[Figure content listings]
◆ ◆ ◆ ◆ ◆

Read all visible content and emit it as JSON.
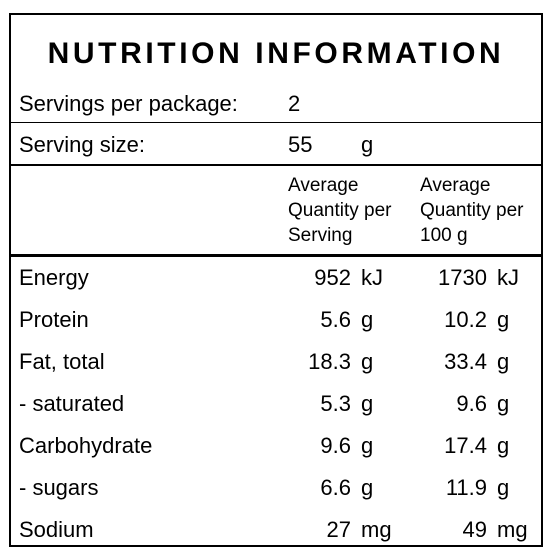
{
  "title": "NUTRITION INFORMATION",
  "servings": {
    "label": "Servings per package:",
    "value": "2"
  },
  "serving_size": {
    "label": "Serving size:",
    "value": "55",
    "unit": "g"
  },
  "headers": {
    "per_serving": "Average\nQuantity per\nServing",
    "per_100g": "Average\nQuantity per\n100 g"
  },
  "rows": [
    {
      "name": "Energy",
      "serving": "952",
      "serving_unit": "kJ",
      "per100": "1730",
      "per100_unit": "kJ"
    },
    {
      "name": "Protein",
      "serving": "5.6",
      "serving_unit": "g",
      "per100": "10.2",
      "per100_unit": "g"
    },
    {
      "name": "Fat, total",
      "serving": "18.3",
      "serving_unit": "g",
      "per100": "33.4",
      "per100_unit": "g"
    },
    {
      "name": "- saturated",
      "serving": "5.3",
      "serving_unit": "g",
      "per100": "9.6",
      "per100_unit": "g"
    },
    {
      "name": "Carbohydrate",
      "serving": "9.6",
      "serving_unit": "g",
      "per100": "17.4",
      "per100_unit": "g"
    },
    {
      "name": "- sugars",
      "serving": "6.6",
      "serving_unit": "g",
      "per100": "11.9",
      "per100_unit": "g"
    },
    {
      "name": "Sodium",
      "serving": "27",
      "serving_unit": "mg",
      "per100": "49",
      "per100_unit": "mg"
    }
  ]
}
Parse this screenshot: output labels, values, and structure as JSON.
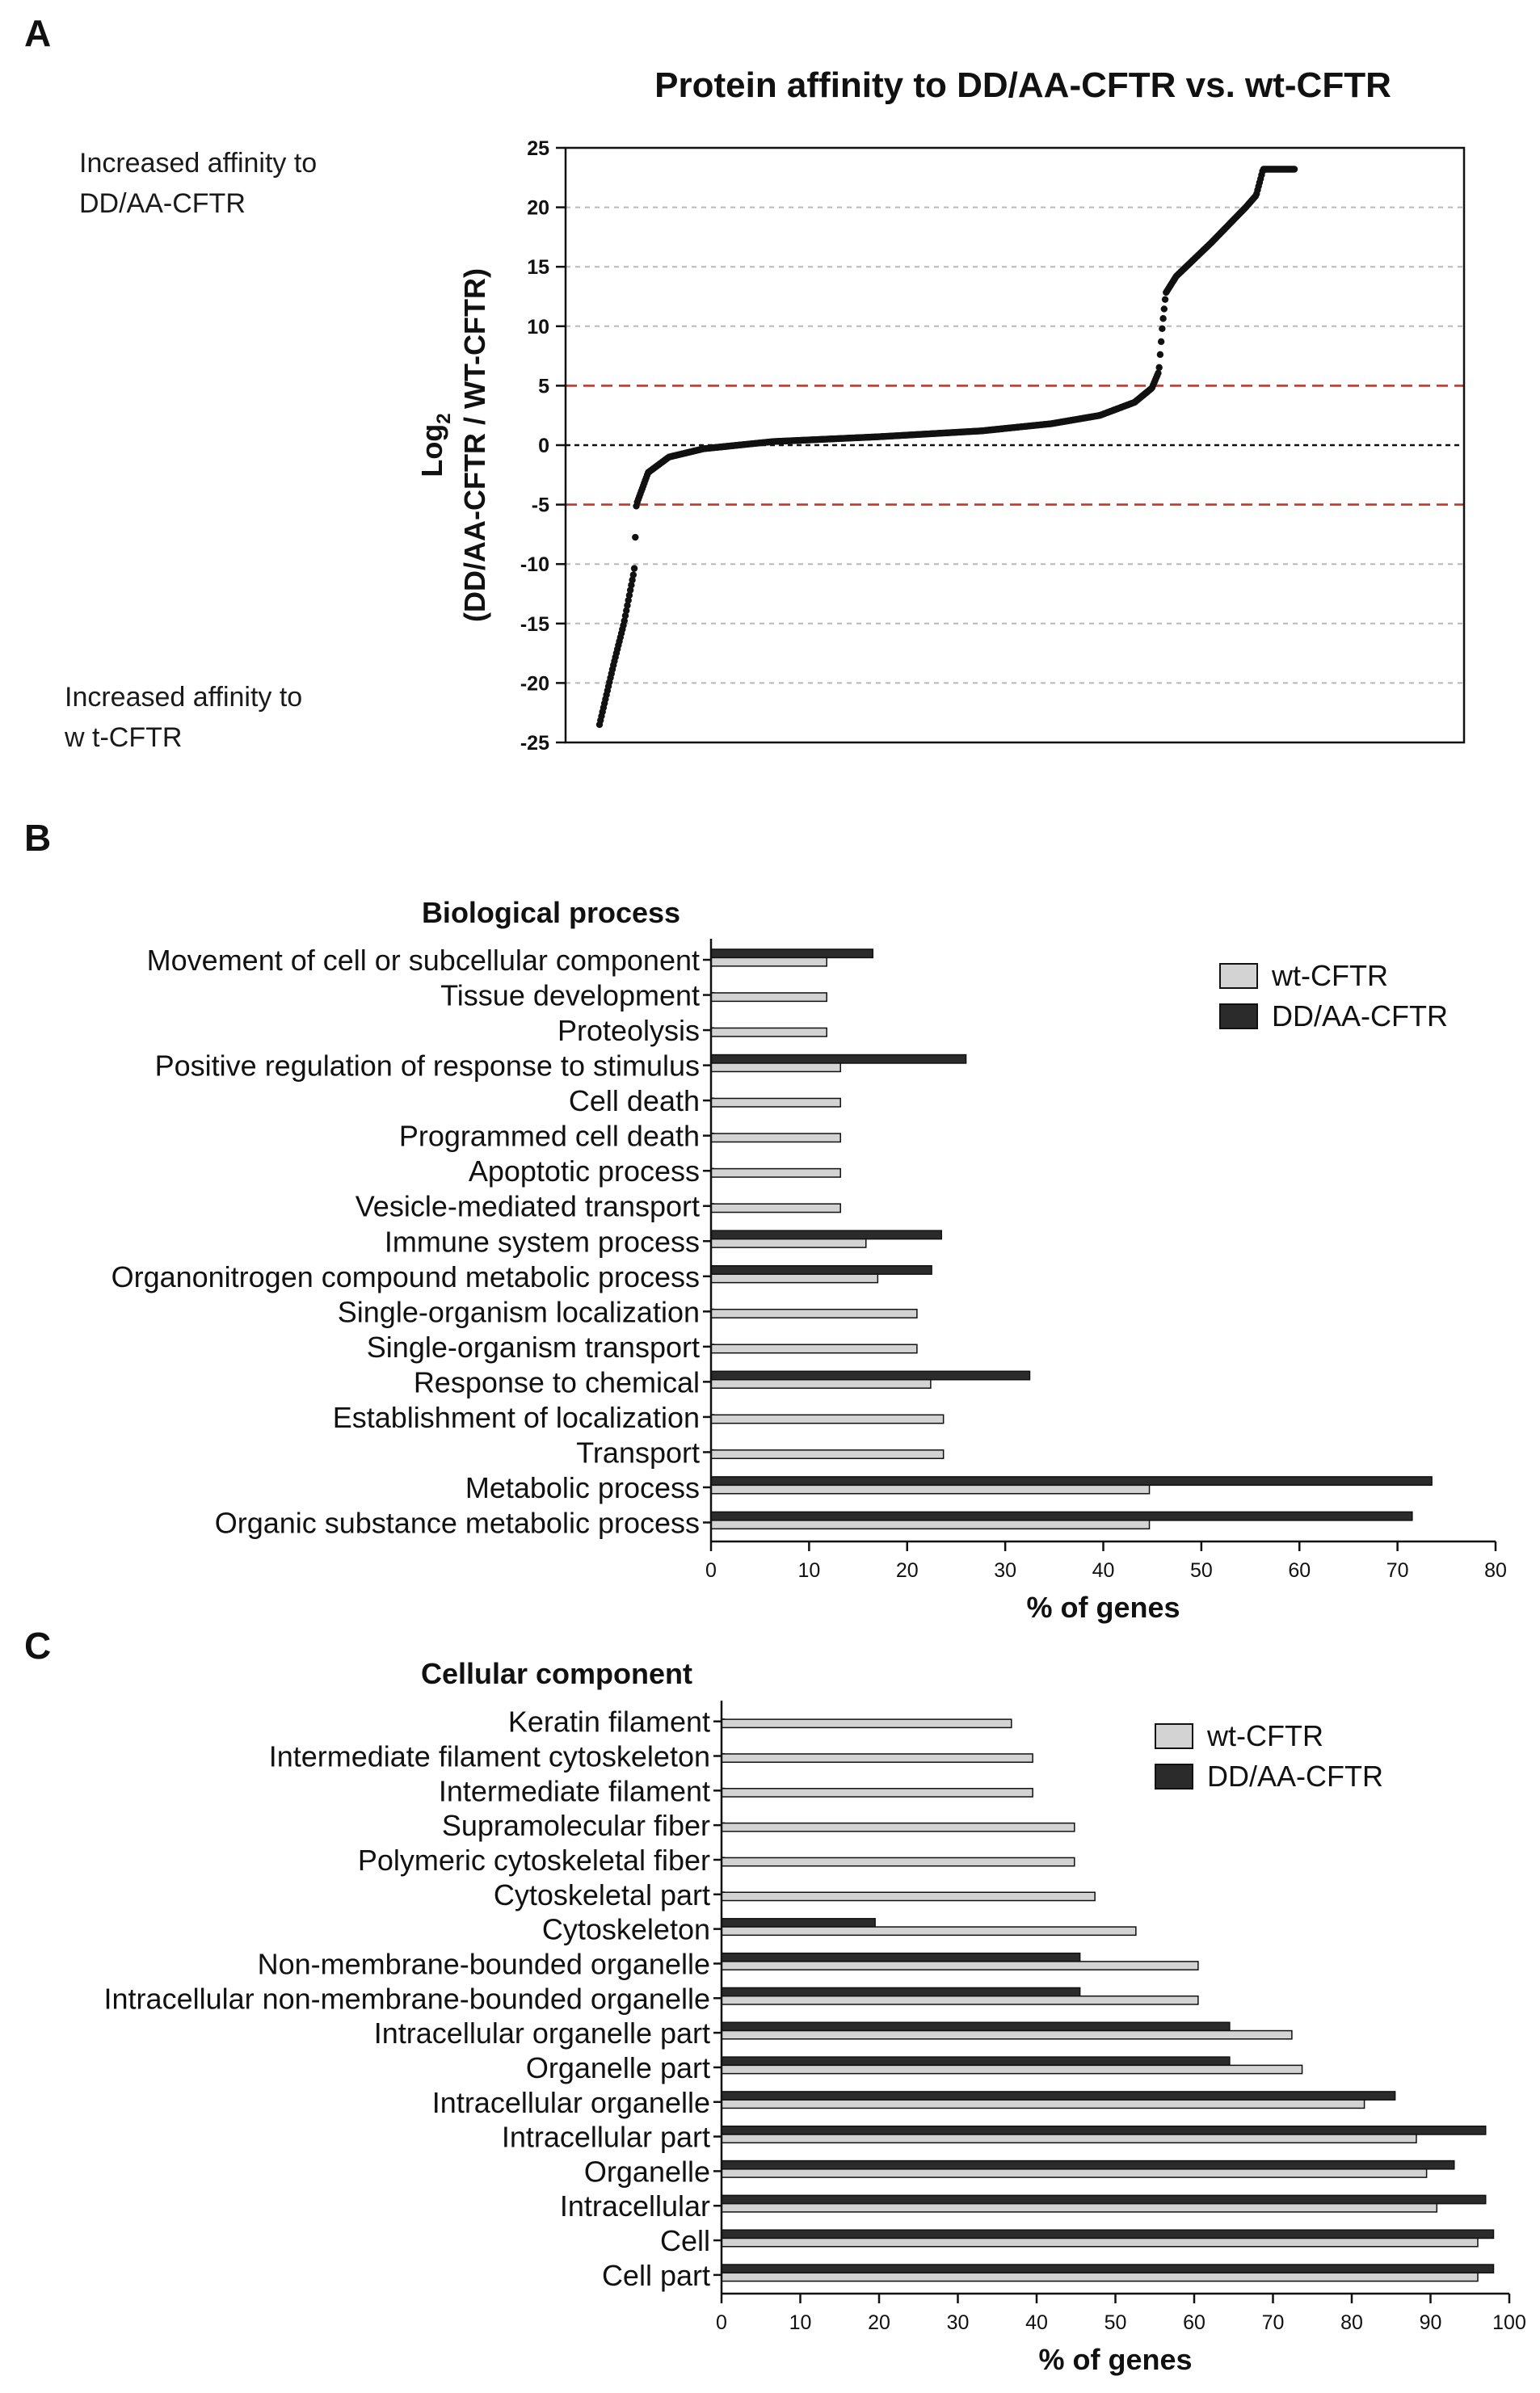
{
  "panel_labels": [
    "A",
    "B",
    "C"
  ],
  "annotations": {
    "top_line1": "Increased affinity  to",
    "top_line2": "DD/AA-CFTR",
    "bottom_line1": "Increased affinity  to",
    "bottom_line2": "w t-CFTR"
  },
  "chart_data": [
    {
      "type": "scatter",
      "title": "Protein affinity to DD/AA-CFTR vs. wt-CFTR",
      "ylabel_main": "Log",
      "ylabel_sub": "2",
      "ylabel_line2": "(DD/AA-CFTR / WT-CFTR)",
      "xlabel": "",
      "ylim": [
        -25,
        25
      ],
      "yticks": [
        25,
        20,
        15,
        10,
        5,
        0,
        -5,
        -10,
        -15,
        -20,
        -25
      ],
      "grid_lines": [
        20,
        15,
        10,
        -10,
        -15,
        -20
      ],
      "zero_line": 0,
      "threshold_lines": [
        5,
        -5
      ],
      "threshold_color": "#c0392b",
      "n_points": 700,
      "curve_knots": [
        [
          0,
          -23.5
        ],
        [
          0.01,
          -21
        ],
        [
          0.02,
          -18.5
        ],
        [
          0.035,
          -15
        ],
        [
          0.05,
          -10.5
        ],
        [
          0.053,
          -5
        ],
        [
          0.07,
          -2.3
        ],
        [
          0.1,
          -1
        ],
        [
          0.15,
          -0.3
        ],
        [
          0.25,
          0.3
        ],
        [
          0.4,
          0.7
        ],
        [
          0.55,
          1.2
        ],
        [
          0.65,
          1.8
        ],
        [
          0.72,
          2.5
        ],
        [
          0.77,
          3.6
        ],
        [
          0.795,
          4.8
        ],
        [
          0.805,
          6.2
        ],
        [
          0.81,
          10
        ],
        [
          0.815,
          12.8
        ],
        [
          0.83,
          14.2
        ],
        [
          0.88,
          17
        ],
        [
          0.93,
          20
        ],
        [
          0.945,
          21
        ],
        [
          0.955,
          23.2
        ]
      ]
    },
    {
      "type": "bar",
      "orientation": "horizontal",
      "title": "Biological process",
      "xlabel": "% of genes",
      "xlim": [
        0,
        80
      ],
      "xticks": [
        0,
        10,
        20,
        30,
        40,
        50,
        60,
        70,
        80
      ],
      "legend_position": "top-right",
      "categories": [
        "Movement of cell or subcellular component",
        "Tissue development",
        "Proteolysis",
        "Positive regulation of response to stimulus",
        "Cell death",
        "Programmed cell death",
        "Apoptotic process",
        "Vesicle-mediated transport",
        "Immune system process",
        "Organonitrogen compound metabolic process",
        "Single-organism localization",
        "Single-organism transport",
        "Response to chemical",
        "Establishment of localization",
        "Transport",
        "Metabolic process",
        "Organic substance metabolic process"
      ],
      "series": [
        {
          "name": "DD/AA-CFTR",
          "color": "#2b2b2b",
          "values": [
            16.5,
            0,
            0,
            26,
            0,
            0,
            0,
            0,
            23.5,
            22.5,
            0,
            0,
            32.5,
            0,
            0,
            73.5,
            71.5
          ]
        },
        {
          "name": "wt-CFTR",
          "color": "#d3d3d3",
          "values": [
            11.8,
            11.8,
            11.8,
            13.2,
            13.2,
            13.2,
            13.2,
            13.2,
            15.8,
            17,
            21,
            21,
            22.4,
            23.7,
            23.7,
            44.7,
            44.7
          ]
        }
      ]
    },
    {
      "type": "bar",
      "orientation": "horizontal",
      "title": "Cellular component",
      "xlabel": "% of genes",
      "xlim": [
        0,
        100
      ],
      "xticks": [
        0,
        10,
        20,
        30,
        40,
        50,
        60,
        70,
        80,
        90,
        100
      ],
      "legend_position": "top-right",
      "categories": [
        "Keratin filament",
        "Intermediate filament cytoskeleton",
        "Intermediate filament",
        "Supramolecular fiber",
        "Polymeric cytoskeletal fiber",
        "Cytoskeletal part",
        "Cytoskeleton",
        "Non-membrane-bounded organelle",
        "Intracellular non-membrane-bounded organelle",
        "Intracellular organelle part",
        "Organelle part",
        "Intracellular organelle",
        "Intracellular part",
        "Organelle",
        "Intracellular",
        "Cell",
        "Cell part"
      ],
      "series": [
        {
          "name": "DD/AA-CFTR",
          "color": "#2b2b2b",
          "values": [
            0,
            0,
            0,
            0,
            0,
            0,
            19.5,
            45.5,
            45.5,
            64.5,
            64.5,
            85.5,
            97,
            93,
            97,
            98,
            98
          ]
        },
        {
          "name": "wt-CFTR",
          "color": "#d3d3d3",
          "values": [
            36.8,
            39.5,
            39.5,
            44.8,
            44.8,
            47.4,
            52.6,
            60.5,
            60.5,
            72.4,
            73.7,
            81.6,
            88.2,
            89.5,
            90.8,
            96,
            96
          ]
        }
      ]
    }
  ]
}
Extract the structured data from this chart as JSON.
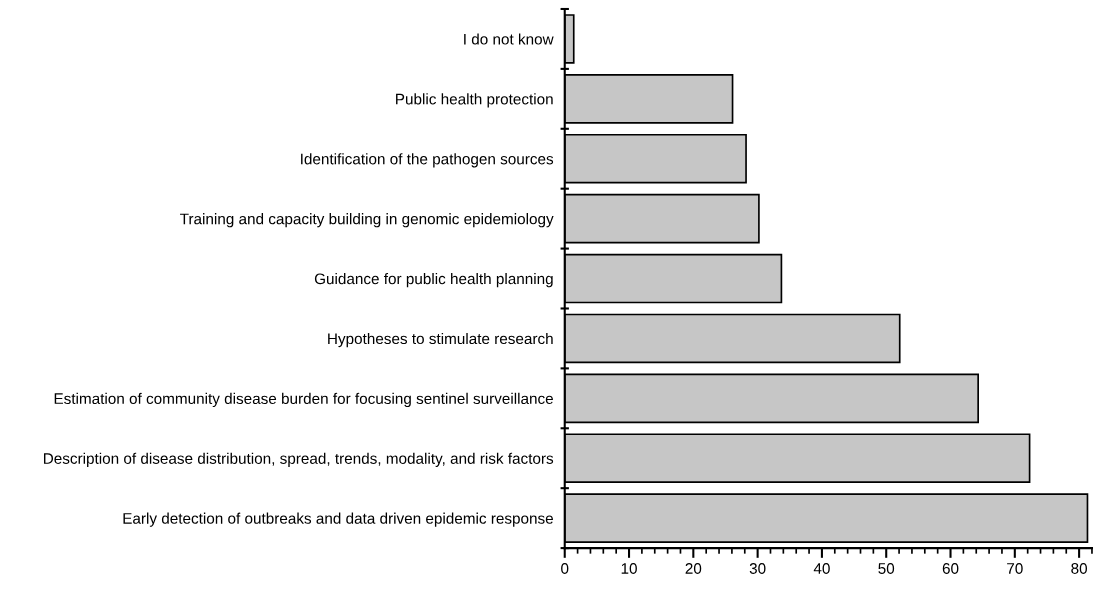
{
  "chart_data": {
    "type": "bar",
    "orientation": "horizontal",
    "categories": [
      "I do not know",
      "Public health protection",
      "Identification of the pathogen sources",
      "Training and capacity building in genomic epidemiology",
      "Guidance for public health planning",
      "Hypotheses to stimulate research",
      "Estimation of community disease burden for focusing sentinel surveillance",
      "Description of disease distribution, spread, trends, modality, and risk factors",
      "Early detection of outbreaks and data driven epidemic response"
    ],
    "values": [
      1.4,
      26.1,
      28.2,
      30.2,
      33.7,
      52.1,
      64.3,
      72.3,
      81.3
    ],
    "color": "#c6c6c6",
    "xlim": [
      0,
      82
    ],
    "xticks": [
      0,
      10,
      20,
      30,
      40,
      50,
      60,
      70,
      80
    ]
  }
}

◆ ◆ ◆ ◆ ◆

Scan the records for lines that hold "CFTR", and reproduce each one you find.

Response area:
    "top_line2": "DD/AA-CFTR",
    "bottom_line2": "w t-CFTR"
      "title": "Protein affinity to DD/AA-CFTR vs. wt-CFTR",
      "ylabel_line2": "(DD/AA-CFTR / WT-CFTR)",
          "name": "DD/AA-CFTR",
          "name": "wt-CFTR",
          "name": "DD/AA-CFTR",
          "name": "wt-CFTR",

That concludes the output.